# Given entries
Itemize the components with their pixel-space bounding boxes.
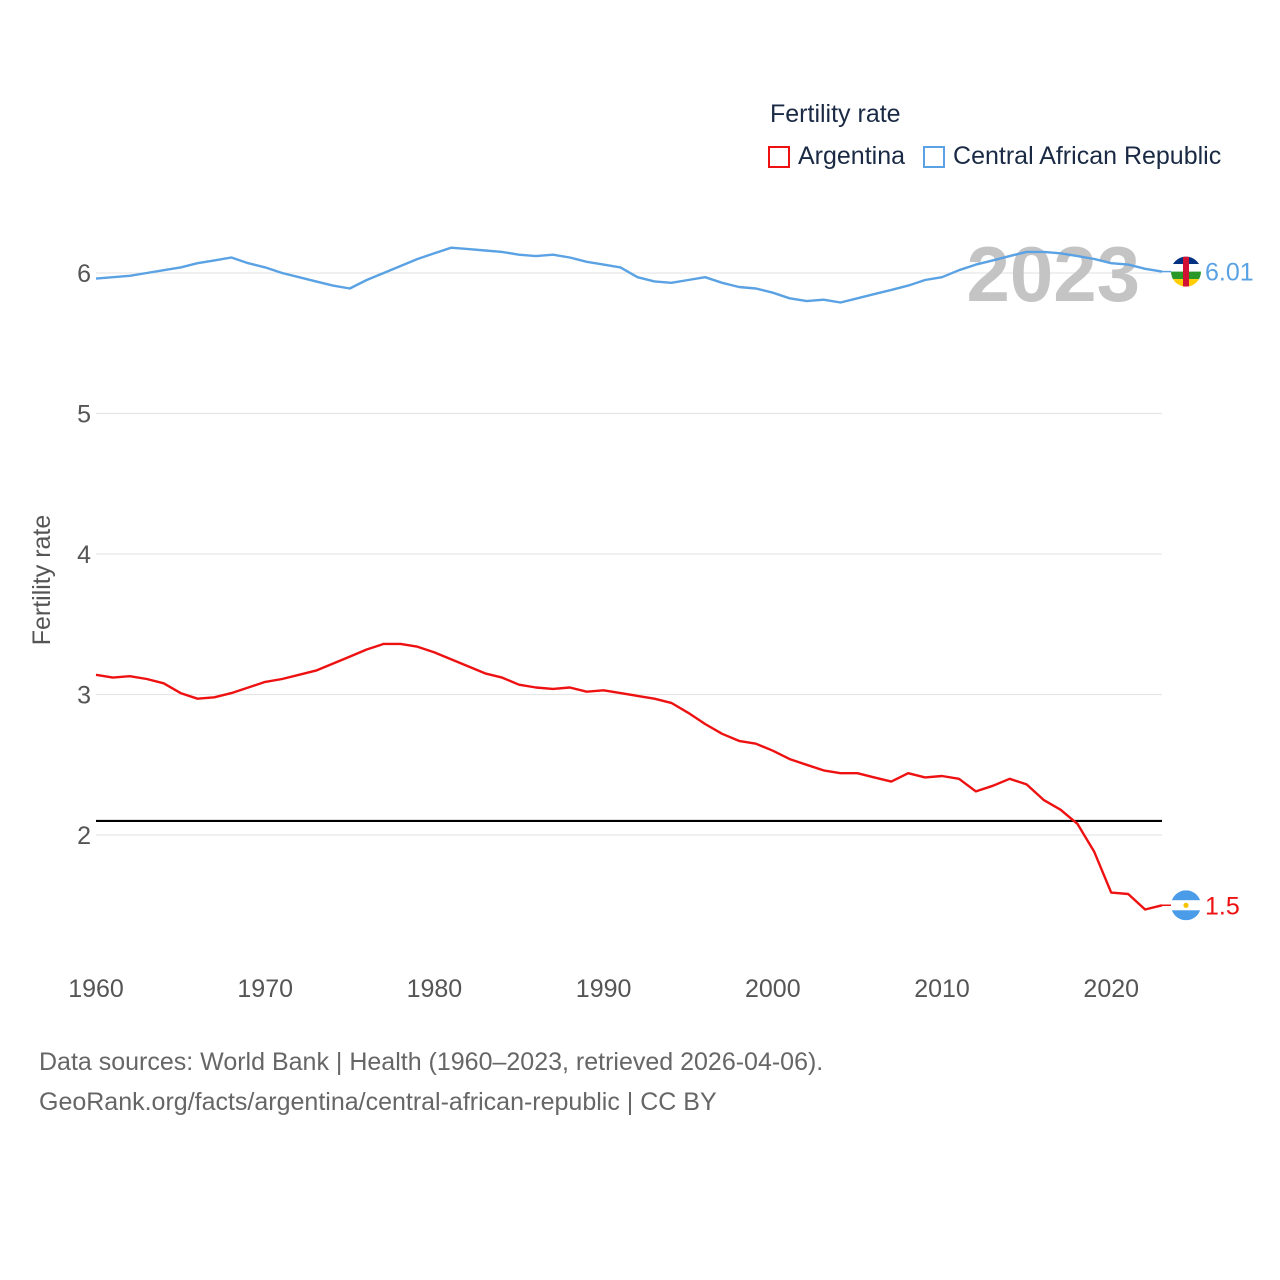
series-line-car <box>95 246 1163 304</box>
central-african-republic-flag-icon <box>1171 256 1201 287</box>
data-source-footer: Data sources: World Bank | Health (1960–… <box>39 1042 823 1122</box>
argentina-flag-icon <box>1171 890 1201 921</box>
legend-label-argentina: Argentina <box>798 142 906 170</box>
legend-item-argentina[interactable]: Argentina <box>768 142 905 171</box>
x-tick-label: 1990 <box>576 975 632 1003</box>
x-tick-label: 2010 <box>914 975 970 1003</box>
legend-label-car: Central African Republic <box>953 142 1222 170</box>
series-lines: 1.5 6.01 <box>95 246 1254 920</box>
y-tick-label: 3 <box>77 682 91 710</box>
x-tick-label: 2000 <box>745 975 801 1003</box>
grid-lines <box>96 272 1162 836</box>
end-value-label-argentina: 1.5 <box>1205 892 1240 920</box>
series-line-argentina <box>95 642 1163 911</box>
end-value-label-car: 6.01 <box>1205 259 1254 287</box>
y-axis-ticks: 2 3 4 5 6 <box>77 260 91 850</box>
y-tick-label: 6 <box>77 260 91 288</box>
source-line-2[interactable]: GeoRank.org/facts/argentina/central-afri… <box>39 1088 717 1116</box>
x-tick-label: 2020 <box>1083 975 1139 1003</box>
legend: Argentina Central African Republic <box>768 142 1239 171</box>
x-tick-label: 1980 <box>407 975 463 1003</box>
current-year-label: 2023 <box>966 230 1140 318</box>
legend-item-car[interactable]: Central African Republic <box>923 142 1221 171</box>
x-axis-ticks: 1960 1970 1980 1990 2000 2010 2020 <box>68 975 1139 1003</box>
y-tick-label: 4 <box>77 541 91 569</box>
x-tick-label: 1970 <box>237 975 293 1003</box>
y-axis-label: Fertility rate <box>28 515 56 646</box>
legend-title: Fertility rate <box>770 100 901 128</box>
x-tick-label: 1960 <box>68 975 124 1003</box>
legend-swatch-argentina <box>768 145 790 168</box>
source-line-1: Data sources: World Bank | Health (1960–… <box>39 1048 824 1076</box>
y-tick-label: 2 <box>77 822 91 850</box>
legend-swatch-car <box>923 145 946 168</box>
y-tick-label: 5 <box>77 401 91 429</box>
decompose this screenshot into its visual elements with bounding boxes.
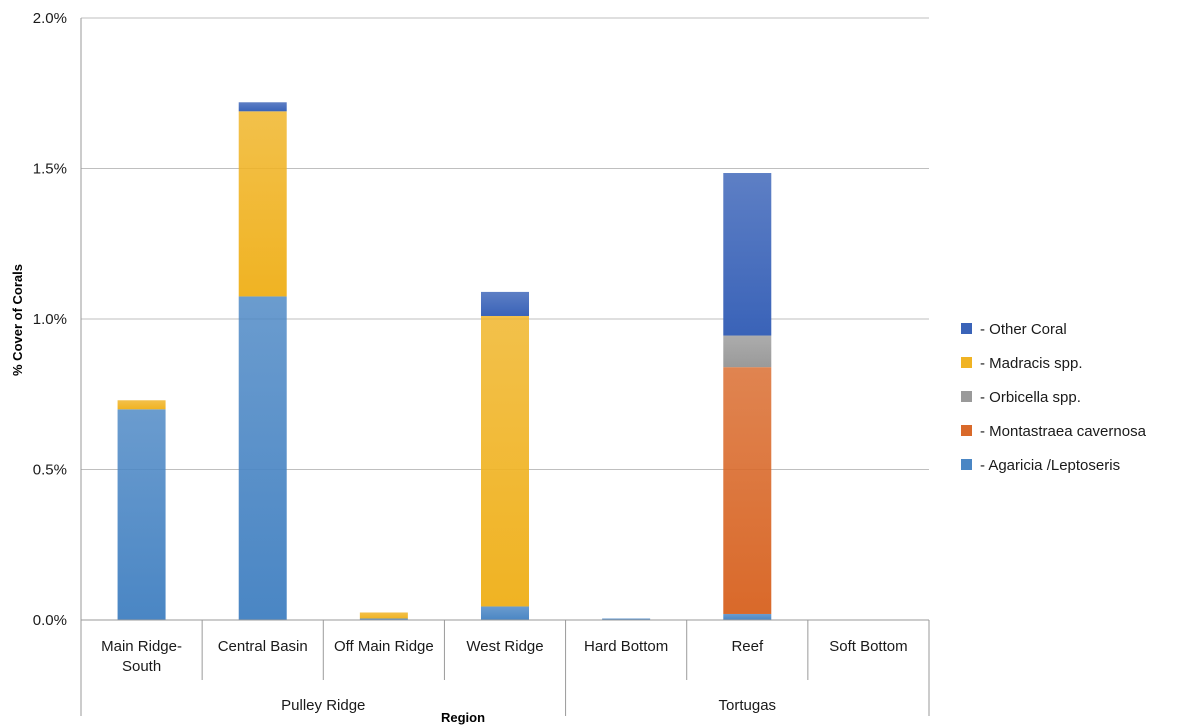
bar-segment	[481, 315, 529, 607]
legend: - Other Coral - Madracis spp. - Orbicella …	[961, 321, 1147, 474]
y-tick-labels: 0.0% 0.5% 1.0% 1.5% 2.0%	[33, 10, 67, 629]
y-tick-label: 0.0%	[33, 612, 67, 629]
bar-segment	[117, 400, 166, 410]
bar-segment	[238, 296, 287, 620]
x-category-label: Reef	[731, 638, 764, 655]
legend-label: - Other Coral	[980, 321, 1067, 338]
x-category-label: Main Ridge-South	[101, 638, 182, 675]
bar-segment	[481, 291, 529, 316]
legend-label: - Montastraea cavernosa	[980, 423, 1147, 440]
bar-segment	[723, 335, 772, 368]
legend-swatch	[961, 459, 972, 470]
y-axis-title: % Cover of Corals	[10, 264, 25, 376]
bars	[117, 102, 772, 620]
legend-label: - Agaricia /Leptoseris	[980, 457, 1120, 474]
y-tick-label: 1.5%	[33, 161, 67, 178]
x-category-label: West Ridge	[466, 638, 543, 655]
bar-segment	[238, 111, 287, 297]
bar-segment	[723, 613, 772, 620]
bar-segment	[481, 606, 529, 620]
legend-label: - Madracis spp.	[980, 355, 1083, 372]
bar-segment	[602, 618, 651, 620]
x-group-labels: Pulley Ridge Tortugas	[281, 697, 776, 714]
x-group-label: Pulley Ridge	[281, 697, 365, 714]
x-category-label: Soft Bottom	[829, 638, 907, 655]
y-tick-label: 1.0%	[33, 311, 67, 328]
x-category-label: Hard Bottom	[584, 638, 668, 655]
legend-swatch	[961, 357, 972, 368]
y-tick-label: 0.5%	[33, 462, 67, 479]
legend-swatch	[961, 323, 972, 334]
bar-segment	[723, 173, 772, 336]
x-category-label: Central Basin	[218, 638, 308, 655]
bar-segment	[359, 618, 408, 620]
x-group-label: Tortugas	[719, 697, 777, 714]
legend-label: - Orbicella spp.	[980, 389, 1081, 406]
bar-segment	[723, 367, 772, 614]
bar-segment	[359, 612, 408, 619]
y-tick-label: 2.0%	[33, 10, 67, 27]
x-category-label: Off Main Ridge	[334, 638, 434, 655]
legend-swatch	[961, 391, 972, 402]
x-category-labels: Main Ridge-South Central Basin Off Main Ri…	[101, 638, 907, 675]
bar-segment	[238, 102, 287, 112]
legend-swatch	[961, 425, 972, 436]
axes	[80, 18, 930, 716]
x-axis-title: Region	[441, 710, 485, 725]
bar-segment	[117, 409, 166, 620]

# What you have to do
Repeat all of the records above word for word, leaving out the pictures.

# Answer for the task
Itemize the components with their pixel-space bounding boxes.
series-line-car <box>95 246 1163 304</box>
central-african-republic-flag-icon <box>1171 256 1201 287</box>
data-source-footer: Data sources: World Bank | Health (1960–… <box>39 1042 823 1122</box>
argentina-flag-icon <box>1171 890 1201 921</box>
legend-label-argentina: Argentina <box>798 142 906 170</box>
legend-item-argentina[interactable]: Argentina <box>768 142 905 171</box>
x-tick-label: 1990 <box>576 975 632 1003</box>
x-tick-label: 2010 <box>914 975 970 1003</box>
legend-label-car: Central African Republic <box>953 142 1222 170</box>
series-lines: 1.5 6.01 <box>95 246 1254 920</box>
y-tick-label: 3 <box>77 682 91 710</box>
x-tick-label: 2000 <box>745 975 801 1003</box>
grid-lines <box>96 272 1162 836</box>
end-value-label-argentina: 1.5 <box>1205 892 1240 920</box>
series-line-argentina <box>95 642 1163 911</box>
end-value-label-car: 6.01 <box>1205 259 1254 287</box>
y-axis-ticks: 2 3 4 5 6 <box>77 260 91 850</box>
y-tick-label: 6 <box>77 260 91 288</box>
source-line-2[interactable]: GeoRank.org/facts/argentina/central-afri… <box>39 1088 717 1116</box>
x-tick-label: 2020 <box>1083 975 1139 1003</box>
legend: Argentina Central African Republic <box>768 142 1239 171</box>
x-tick-label: 1980 <box>407 975 463 1003</box>
current-year-label: 2023 <box>966 230 1140 318</box>
legend-item-car[interactable]: Central African Republic <box>923 142 1221 171</box>
x-axis-ticks: 1960 1970 1980 1990 2000 2010 2020 <box>68 975 1139 1003</box>
y-tick-label: 4 <box>77 541 91 569</box>
x-tick-label: 1970 <box>237 975 293 1003</box>
y-axis-label: Fertility rate <box>28 515 56 646</box>
legend-title: Fertility rate <box>770 100 901 128</box>
x-tick-label: 1960 <box>68 975 124 1003</box>
legend-swatch-argentina <box>768 145 790 168</box>
source-line-1: Data sources: World Bank | Health (1960–… <box>39 1048 824 1076</box>
y-tick-label: 2 <box>77 822 91 850</box>
legend-swatch-car <box>923 145 946 168</box>
y-tick-label: 5 <box>77 401 91 429</box>
decompose this screenshot into its visual elements with bounding boxes.
bar-segment	[481, 315, 529, 607]
legend: - Other Coral - Madracis spp. - Orbicella …	[961, 321, 1147, 474]
y-tick-labels: 0.0% 0.5% 1.0% 1.5% 2.0%	[33, 10, 67, 629]
y-tick-label: 0.0%	[33, 612, 67, 629]
bar-segment	[117, 400, 166, 410]
bar-segment	[238, 296, 287, 620]
x-category-label: Reef	[731, 638, 764, 655]
legend-label: - Other Coral	[980, 321, 1067, 338]
x-category-label: Main Ridge-South	[101, 638, 182, 675]
bar-segment	[481, 291, 529, 316]
legend-label: - Montastraea cavernosa	[980, 423, 1147, 440]
bar-segment	[723, 335, 772, 368]
legend-swatch	[961, 459, 972, 470]
y-axis-title: % Cover of Corals	[10, 264, 25, 376]
bars	[117, 102, 772, 620]
legend-label: - Agaricia /Leptoseris	[980, 457, 1120, 474]
y-tick-label: 1.5%	[33, 161, 67, 178]
x-category-label: West Ridge	[466, 638, 543, 655]
bar-segment	[238, 111, 287, 297]
bar-segment	[723, 613, 772, 620]
bar-segment	[481, 606, 529, 620]
legend-label: - Madracis spp.	[980, 355, 1083, 372]
bar-segment	[602, 618, 651, 620]
x-group-labels: Pulley Ridge Tortugas	[281, 697, 776, 714]
x-group-label: Pulley Ridge	[281, 697, 365, 714]
x-category-label: Soft Bottom	[829, 638, 907, 655]
y-tick-label: 1.0%	[33, 311, 67, 328]
x-category-label: Hard Bottom	[584, 638, 668, 655]
legend-swatch	[961, 357, 972, 368]
y-tick-label: 0.5%	[33, 462, 67, 479]
legend-swatch	[961, 323, 972, 334]
bar-segment	[723, 173, 772, 336]
x-category-label: Central Basin	[218, 638, 308, 655]
bar-segment	[359, 618, 408, 620]
x-group-label: Tortugas	[719, 697, 777, 714]
legend-label: - Orbicella spp.	[980, 389, 1081, 406]
bar-segment	[723, 367, 772, 614]
bar-segment	[359, 612, 408, 619]
y-tick-label: 2.0%	[33, 10, 67, 27]
x-category-label: Off Main Ridge	[334, 638, 434, 655]
legend-swatch	[961, 391, 972, 402]
x-category-labels: Main Ridge-South Central Basin Off Main Ri…	[101, 638, 907, 675]
bar-segment	[238, 102, 287, 112]
legend-swatch	[961, 425, 972, 436]
axes	[80, 18, 930, 716]
x-axis-title: Region	[441, 710, 485, 725]
bar-segment	[117, 409, 166, 620]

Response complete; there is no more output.